# [Aim of the task]
Scan the records for the word "document". Copy each line that includes it.

(Extracted data entries)
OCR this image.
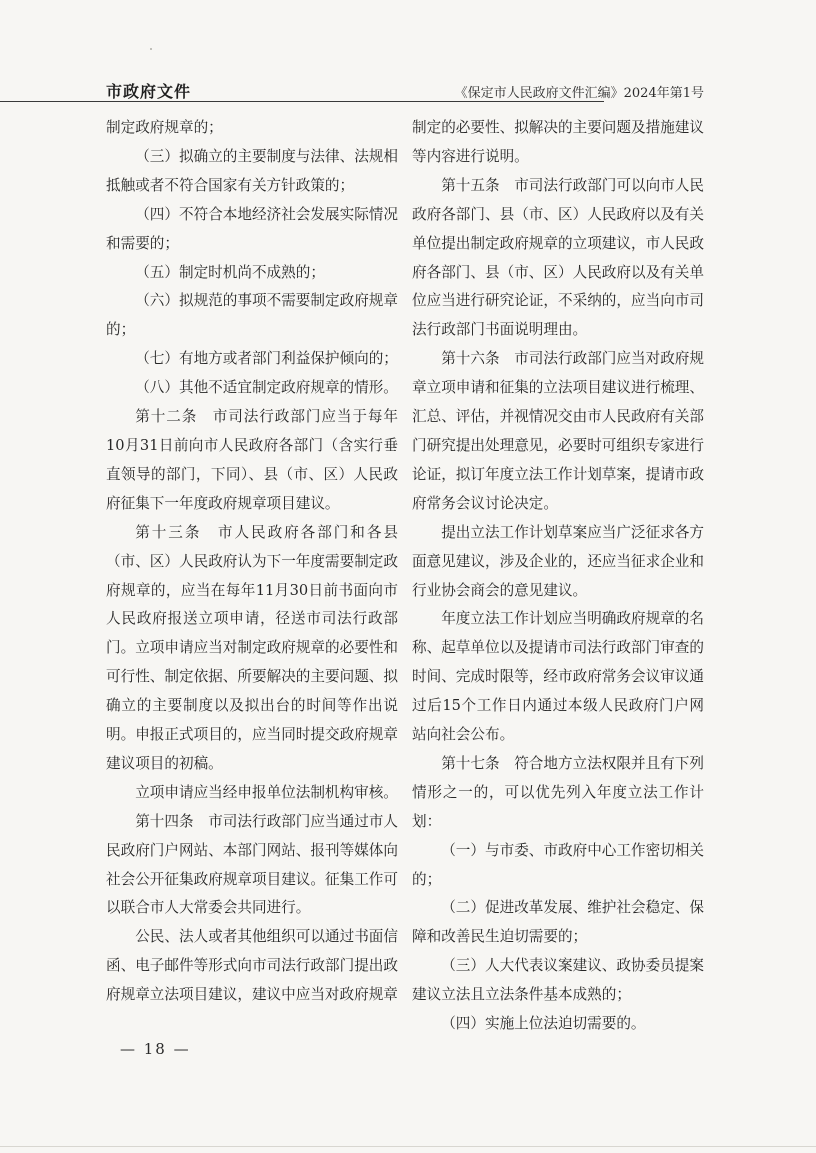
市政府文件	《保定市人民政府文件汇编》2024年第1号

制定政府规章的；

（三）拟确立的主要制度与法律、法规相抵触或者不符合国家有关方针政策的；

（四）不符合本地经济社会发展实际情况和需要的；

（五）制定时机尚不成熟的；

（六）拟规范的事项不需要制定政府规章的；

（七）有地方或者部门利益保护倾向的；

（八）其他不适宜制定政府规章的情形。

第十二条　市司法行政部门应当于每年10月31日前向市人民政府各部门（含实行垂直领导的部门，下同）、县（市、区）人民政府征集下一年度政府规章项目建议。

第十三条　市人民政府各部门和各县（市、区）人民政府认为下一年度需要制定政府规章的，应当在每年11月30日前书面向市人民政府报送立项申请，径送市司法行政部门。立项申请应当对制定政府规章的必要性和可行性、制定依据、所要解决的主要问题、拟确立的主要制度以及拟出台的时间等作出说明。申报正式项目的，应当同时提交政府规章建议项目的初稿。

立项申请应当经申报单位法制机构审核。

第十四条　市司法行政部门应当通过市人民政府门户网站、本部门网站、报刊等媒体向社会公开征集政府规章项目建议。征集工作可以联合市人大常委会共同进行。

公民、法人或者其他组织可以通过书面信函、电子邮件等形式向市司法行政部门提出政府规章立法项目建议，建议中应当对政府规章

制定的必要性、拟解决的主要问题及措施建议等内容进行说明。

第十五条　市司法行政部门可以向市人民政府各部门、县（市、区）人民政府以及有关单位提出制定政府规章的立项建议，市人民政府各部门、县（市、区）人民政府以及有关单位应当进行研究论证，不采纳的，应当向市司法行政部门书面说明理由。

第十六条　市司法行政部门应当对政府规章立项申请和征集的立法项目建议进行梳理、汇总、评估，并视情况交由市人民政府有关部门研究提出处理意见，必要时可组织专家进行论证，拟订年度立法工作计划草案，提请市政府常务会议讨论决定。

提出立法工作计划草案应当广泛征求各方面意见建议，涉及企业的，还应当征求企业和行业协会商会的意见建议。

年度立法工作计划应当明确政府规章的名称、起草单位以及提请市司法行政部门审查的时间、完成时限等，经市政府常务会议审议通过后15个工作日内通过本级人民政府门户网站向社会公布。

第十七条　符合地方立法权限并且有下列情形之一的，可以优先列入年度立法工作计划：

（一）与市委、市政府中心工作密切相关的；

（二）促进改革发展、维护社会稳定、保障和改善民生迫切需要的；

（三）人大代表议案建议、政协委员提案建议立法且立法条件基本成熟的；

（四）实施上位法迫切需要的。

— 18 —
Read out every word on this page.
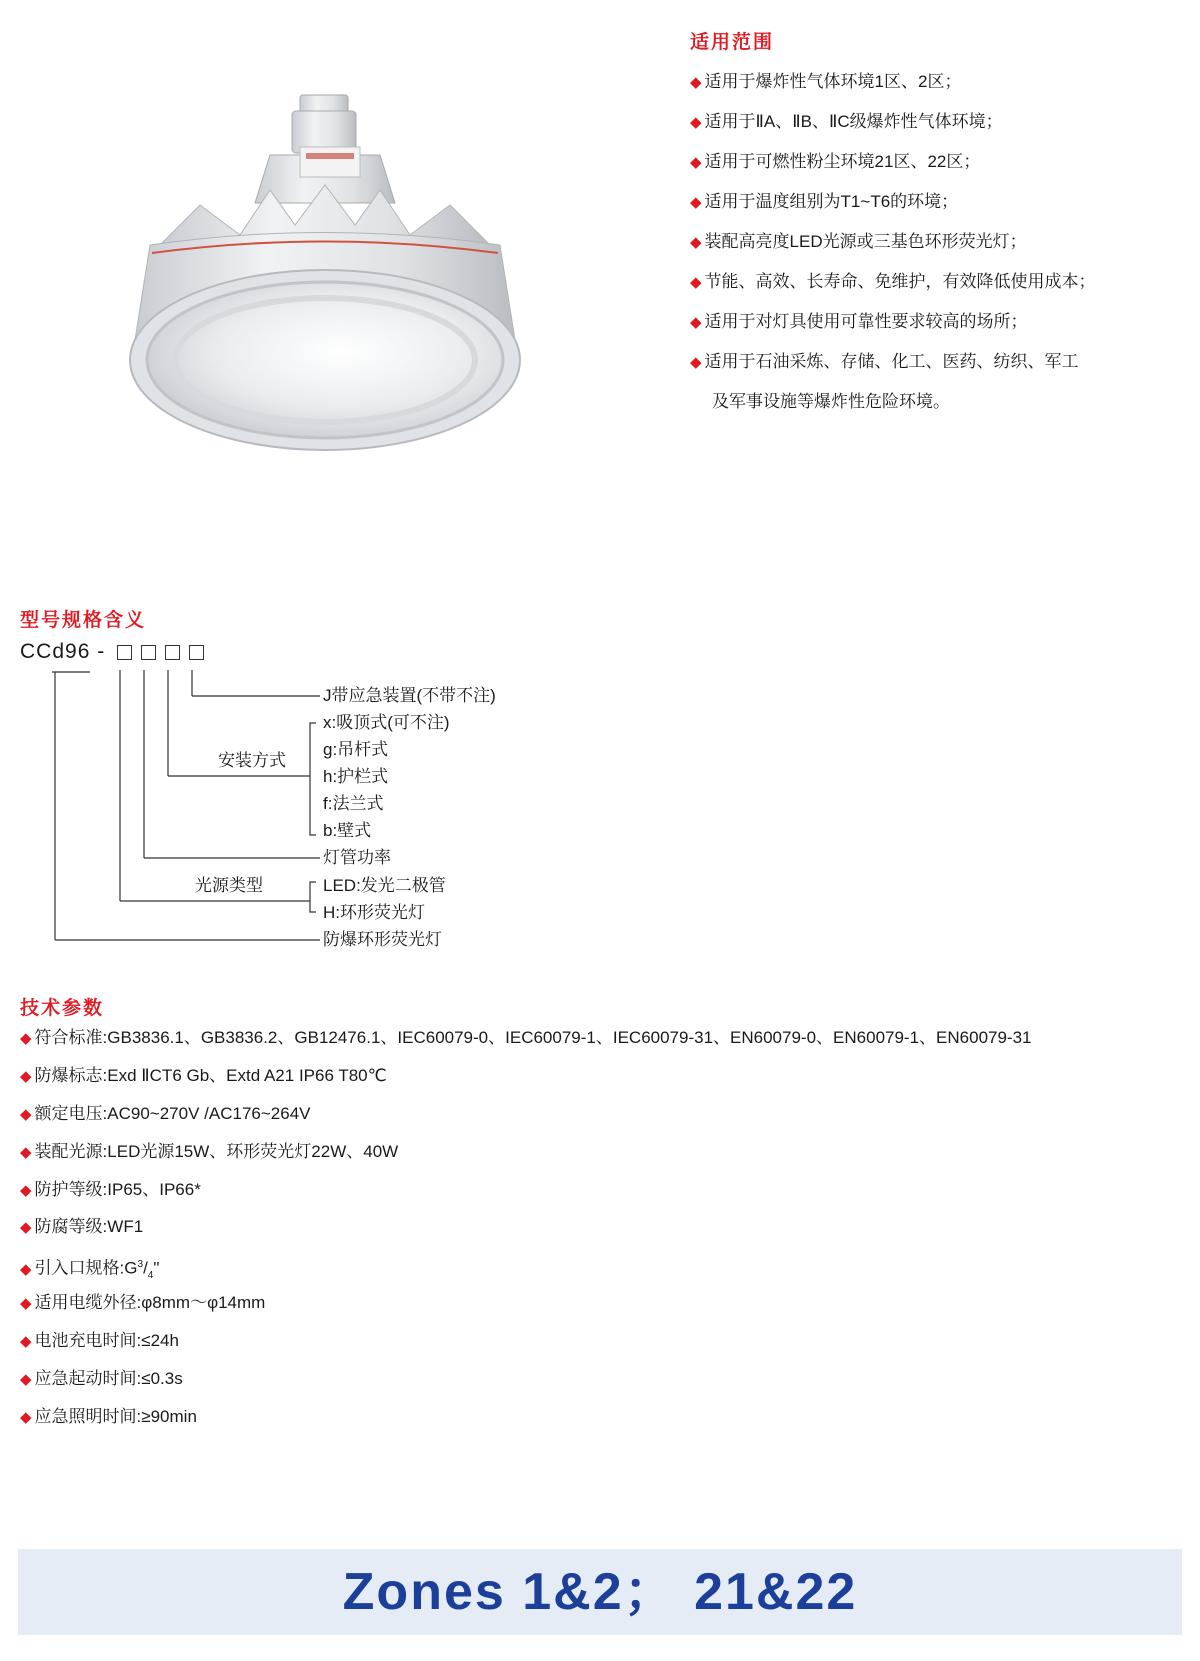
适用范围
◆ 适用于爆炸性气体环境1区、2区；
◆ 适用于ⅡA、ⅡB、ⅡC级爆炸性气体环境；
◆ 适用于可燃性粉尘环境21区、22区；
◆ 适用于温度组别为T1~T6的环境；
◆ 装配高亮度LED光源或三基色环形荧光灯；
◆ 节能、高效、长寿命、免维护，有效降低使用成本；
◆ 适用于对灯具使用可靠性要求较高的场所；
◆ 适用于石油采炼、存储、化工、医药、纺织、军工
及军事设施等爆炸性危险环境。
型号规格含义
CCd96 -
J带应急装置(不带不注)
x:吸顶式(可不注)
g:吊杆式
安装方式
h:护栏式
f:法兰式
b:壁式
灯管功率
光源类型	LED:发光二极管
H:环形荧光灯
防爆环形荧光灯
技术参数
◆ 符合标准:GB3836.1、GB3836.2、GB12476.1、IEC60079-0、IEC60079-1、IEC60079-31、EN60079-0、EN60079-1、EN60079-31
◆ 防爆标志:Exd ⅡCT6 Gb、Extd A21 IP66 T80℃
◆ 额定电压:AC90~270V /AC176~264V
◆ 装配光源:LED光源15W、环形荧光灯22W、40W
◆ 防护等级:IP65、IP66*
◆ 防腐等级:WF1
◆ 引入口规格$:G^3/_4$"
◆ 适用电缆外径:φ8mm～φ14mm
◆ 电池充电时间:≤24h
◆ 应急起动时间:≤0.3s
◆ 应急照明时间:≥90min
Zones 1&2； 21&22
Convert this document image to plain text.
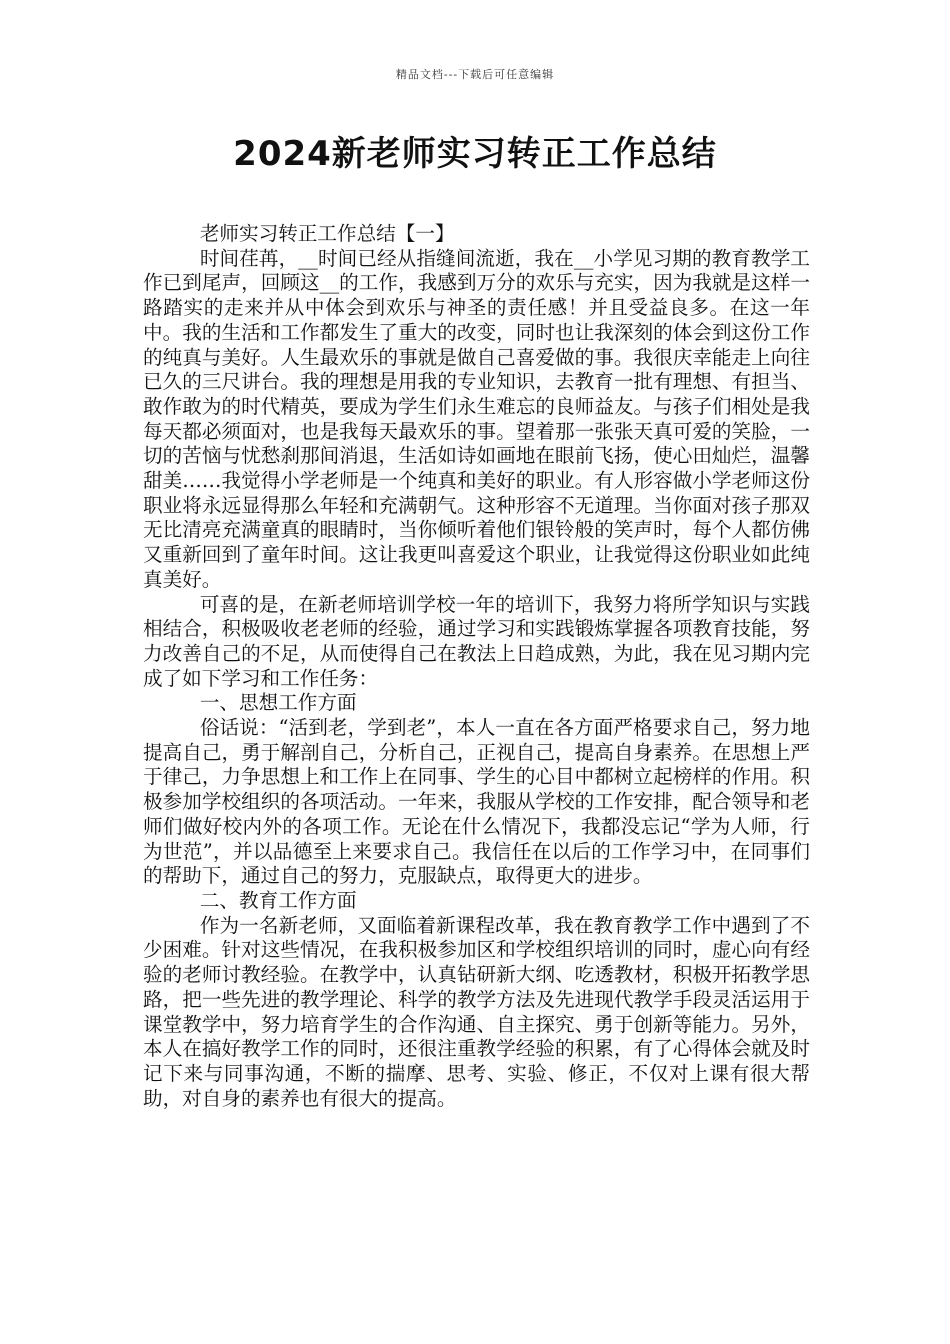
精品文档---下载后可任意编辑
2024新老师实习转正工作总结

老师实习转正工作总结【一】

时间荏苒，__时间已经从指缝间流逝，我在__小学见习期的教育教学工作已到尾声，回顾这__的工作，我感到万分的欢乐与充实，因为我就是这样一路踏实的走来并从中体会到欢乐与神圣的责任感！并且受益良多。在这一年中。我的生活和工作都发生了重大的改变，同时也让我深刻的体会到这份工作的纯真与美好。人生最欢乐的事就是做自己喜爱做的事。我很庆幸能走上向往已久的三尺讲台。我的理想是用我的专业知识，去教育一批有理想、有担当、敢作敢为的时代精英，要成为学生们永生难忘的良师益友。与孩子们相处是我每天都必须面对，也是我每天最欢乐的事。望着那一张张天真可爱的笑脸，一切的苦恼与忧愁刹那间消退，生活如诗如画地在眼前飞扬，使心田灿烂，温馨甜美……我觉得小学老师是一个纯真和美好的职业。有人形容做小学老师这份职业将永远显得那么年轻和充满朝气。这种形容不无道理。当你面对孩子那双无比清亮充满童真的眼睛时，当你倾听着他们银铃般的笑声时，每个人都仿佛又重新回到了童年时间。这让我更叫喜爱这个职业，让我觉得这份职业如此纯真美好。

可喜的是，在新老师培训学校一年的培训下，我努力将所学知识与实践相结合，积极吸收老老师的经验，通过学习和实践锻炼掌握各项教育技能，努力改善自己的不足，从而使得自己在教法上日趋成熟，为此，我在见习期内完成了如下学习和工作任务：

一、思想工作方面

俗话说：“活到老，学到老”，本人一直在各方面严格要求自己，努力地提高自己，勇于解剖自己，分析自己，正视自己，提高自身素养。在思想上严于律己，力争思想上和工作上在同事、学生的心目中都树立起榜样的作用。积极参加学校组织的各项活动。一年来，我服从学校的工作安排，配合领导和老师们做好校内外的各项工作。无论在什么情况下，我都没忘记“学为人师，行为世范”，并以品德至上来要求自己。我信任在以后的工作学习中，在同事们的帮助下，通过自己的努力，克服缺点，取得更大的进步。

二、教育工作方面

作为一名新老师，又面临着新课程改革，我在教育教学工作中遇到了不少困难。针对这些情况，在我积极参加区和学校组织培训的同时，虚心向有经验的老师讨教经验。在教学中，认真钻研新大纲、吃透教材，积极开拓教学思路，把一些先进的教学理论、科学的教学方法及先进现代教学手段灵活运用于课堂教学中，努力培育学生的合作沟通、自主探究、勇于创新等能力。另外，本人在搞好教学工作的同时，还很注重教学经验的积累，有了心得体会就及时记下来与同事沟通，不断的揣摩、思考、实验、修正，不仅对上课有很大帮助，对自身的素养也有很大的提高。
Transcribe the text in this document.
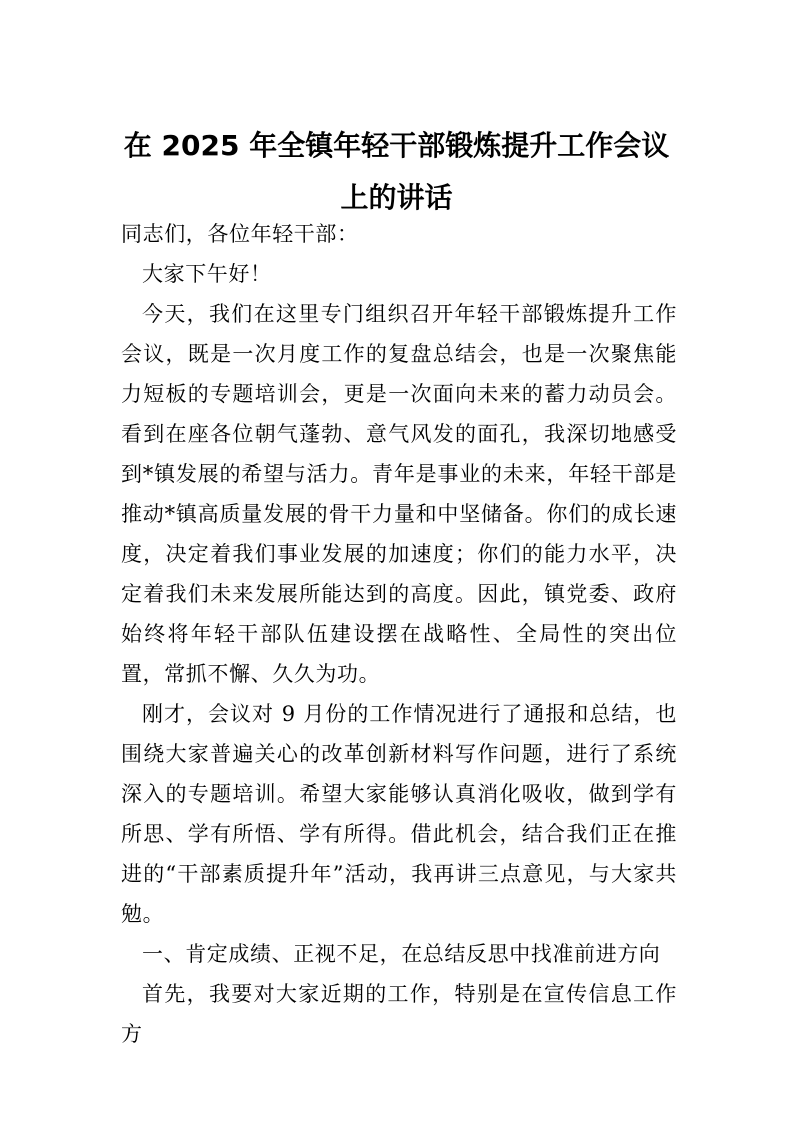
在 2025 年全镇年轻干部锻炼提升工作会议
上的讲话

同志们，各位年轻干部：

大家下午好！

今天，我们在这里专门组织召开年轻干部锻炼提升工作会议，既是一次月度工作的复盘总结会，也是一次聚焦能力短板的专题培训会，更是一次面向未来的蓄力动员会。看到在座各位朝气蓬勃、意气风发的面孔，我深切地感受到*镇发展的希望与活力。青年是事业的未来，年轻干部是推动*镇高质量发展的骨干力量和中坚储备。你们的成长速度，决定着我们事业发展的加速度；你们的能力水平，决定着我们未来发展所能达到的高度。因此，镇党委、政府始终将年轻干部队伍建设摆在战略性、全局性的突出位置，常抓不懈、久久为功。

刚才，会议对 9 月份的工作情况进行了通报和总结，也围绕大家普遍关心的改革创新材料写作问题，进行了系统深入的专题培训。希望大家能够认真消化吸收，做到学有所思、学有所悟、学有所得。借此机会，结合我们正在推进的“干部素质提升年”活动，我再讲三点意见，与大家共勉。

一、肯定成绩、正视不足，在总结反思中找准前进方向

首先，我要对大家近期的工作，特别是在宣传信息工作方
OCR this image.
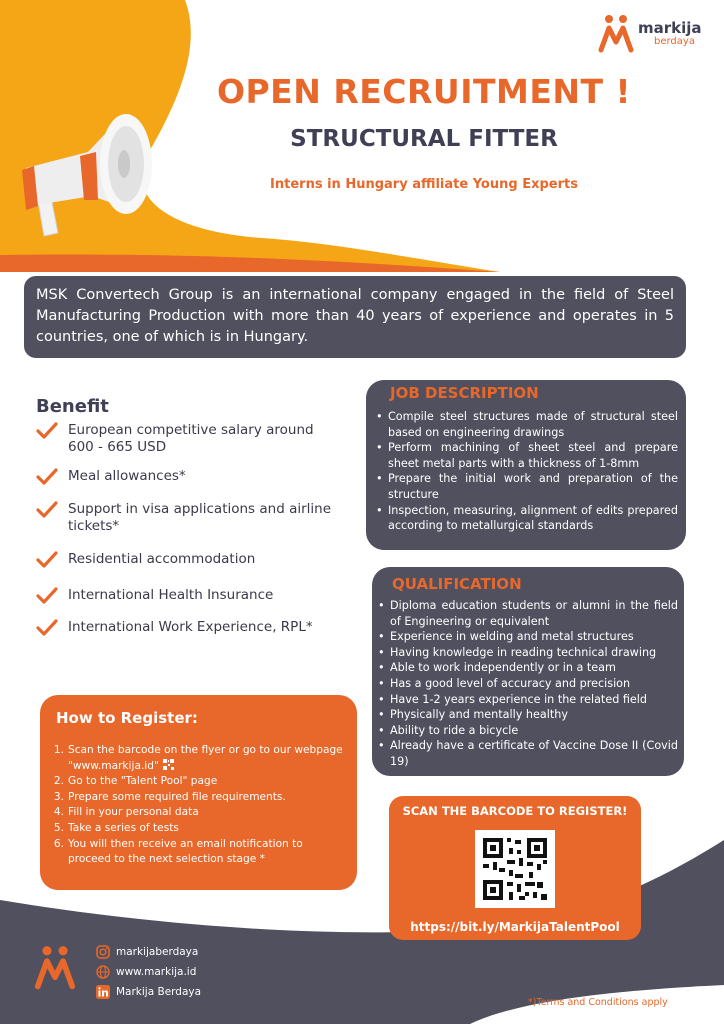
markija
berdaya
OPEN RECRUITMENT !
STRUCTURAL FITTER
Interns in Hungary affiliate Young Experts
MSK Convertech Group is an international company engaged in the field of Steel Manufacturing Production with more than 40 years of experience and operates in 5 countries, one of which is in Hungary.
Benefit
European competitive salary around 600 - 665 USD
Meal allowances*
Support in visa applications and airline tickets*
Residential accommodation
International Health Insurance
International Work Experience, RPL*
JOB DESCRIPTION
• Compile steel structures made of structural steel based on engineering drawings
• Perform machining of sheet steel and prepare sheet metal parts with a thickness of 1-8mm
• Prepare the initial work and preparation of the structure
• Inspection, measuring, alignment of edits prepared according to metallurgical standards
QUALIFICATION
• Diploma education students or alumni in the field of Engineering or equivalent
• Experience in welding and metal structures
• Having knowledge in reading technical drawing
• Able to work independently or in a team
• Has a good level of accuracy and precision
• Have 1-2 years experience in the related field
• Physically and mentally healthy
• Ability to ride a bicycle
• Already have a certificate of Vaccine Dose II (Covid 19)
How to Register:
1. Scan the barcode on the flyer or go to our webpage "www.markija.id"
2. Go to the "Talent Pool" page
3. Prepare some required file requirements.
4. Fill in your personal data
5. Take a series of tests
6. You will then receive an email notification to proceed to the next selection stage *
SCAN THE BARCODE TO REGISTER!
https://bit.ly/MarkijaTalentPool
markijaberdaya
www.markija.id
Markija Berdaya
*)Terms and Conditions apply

# [Full answer]
Convert this document image to plain text.
Transcribe the text in this document.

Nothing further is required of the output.